- **WHAT IS BEING ASKED**
Gather every line that includes the word "stamens", please.

- **Records excerpted from a collection**
=-=-=-=-=

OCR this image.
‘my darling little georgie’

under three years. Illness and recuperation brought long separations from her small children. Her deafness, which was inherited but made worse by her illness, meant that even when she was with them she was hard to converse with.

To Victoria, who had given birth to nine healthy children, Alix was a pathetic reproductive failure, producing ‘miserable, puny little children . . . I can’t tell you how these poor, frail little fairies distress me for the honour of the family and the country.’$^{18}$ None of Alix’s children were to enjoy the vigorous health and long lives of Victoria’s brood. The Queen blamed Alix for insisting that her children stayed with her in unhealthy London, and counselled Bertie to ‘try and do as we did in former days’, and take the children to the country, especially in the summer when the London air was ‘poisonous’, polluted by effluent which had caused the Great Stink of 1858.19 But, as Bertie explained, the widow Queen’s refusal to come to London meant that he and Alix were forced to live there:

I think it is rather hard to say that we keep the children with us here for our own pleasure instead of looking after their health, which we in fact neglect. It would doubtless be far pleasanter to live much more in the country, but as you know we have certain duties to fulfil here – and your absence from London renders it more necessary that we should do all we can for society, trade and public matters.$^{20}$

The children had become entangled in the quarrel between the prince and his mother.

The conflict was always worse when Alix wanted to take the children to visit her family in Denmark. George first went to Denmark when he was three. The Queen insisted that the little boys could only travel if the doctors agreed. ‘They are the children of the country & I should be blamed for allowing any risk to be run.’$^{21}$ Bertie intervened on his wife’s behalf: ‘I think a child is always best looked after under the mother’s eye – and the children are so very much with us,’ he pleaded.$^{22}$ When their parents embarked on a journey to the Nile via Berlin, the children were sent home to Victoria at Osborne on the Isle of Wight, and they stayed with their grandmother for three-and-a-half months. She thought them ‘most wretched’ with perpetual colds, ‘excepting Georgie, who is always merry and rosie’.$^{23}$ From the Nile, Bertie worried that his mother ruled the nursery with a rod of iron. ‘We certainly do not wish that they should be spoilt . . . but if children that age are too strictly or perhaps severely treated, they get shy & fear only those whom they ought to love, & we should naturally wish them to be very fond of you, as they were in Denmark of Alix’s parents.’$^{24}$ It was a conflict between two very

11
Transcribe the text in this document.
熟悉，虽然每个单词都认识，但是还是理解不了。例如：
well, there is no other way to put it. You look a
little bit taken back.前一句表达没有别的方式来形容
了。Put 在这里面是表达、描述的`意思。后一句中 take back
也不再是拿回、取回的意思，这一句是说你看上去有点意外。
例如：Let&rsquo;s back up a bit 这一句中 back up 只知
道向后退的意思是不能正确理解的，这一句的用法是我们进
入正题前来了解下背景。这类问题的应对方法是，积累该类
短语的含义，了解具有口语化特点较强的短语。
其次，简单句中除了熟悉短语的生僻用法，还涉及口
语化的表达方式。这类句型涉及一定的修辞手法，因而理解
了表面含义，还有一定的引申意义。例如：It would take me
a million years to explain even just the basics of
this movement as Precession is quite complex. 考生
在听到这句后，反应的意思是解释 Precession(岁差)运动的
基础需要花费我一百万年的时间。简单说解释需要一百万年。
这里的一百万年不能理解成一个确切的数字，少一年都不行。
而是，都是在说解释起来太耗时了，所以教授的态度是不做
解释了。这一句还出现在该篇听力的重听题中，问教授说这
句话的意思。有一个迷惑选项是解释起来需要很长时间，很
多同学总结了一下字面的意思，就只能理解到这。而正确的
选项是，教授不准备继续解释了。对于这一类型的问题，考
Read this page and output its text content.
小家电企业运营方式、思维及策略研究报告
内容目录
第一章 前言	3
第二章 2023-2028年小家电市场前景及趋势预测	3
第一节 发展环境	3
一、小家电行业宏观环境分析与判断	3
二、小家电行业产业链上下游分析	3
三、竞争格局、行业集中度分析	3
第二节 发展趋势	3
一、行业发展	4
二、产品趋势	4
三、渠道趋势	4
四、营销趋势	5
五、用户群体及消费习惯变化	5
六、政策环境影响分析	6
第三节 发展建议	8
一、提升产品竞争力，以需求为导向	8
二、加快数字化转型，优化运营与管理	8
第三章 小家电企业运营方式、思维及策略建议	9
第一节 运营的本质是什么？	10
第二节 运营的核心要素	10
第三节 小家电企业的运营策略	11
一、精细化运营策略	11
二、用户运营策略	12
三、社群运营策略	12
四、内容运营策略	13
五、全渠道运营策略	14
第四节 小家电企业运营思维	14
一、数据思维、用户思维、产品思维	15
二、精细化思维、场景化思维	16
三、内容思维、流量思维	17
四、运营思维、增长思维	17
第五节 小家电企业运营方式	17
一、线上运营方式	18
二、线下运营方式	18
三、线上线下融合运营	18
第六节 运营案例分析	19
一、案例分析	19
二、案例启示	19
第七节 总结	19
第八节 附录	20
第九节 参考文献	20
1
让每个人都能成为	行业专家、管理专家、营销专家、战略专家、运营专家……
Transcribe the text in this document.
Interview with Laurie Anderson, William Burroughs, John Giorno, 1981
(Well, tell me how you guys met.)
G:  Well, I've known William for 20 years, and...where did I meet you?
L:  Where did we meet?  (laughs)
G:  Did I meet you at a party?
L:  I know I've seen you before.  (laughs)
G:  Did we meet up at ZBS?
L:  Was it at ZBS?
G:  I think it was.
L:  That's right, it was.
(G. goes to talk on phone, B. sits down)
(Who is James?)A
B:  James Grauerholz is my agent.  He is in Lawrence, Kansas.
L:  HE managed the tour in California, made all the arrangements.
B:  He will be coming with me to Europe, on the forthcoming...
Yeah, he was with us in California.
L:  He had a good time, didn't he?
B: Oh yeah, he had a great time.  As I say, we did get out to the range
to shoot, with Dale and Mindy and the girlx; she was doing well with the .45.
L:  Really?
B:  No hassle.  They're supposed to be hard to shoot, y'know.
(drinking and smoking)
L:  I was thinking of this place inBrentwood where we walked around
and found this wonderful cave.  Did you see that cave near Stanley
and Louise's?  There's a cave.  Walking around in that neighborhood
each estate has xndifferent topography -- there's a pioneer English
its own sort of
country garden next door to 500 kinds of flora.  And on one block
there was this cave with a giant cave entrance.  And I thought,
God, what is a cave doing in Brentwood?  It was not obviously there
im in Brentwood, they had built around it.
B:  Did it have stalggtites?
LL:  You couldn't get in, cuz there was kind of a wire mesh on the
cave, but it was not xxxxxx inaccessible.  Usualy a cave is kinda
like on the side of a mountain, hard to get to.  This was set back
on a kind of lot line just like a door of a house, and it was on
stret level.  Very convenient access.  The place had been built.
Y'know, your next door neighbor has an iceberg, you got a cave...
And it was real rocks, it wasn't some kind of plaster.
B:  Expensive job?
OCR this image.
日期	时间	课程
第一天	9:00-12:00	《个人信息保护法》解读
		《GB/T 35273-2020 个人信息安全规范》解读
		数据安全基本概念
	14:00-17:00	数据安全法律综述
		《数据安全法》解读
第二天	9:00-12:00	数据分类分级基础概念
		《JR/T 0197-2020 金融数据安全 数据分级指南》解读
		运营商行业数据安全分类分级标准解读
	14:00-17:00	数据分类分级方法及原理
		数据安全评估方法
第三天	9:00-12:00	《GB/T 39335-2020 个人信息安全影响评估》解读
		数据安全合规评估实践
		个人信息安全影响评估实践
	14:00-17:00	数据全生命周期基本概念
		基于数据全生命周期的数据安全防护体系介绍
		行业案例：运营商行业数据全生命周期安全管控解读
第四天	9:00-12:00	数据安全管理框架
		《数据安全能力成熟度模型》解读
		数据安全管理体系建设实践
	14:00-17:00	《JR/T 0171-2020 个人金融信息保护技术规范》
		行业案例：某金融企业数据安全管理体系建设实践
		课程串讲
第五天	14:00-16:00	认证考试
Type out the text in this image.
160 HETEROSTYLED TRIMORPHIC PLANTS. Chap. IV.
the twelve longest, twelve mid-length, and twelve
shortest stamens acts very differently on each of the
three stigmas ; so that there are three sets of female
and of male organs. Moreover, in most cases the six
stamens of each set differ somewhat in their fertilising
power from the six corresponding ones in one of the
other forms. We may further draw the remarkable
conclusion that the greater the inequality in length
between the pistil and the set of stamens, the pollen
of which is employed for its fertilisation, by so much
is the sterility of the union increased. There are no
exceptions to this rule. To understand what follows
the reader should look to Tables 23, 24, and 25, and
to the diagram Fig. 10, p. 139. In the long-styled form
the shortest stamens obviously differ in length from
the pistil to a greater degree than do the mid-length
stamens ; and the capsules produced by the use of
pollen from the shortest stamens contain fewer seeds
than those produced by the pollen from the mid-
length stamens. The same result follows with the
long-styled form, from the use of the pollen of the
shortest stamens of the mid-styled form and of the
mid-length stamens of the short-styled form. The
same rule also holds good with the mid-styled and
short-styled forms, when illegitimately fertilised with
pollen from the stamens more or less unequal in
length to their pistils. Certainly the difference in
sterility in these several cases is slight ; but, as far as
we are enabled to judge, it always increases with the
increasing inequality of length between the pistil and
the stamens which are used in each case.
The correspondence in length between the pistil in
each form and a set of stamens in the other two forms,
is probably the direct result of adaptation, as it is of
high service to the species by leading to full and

=-=-=-=-=

- **SOLUTION**
shortest stamens acts very differently on each of the
stamens of each set differ somewhat in their fertilising
between the pistil and the set of stamens, the pollen
the shortest stamens obviously differ in length from
stamens ; and the capsules produced by the use of
pollen from the shortest stamens contain fewer seeds
length stamens. The same result follows with the
shortest stamens of the mid-styled form and of the
mid-length stamens of the short-styled form. The
pollen from the stamens more or less unequal in
the stamens which are used in each case.
each form and a set of stamens in the other two forms,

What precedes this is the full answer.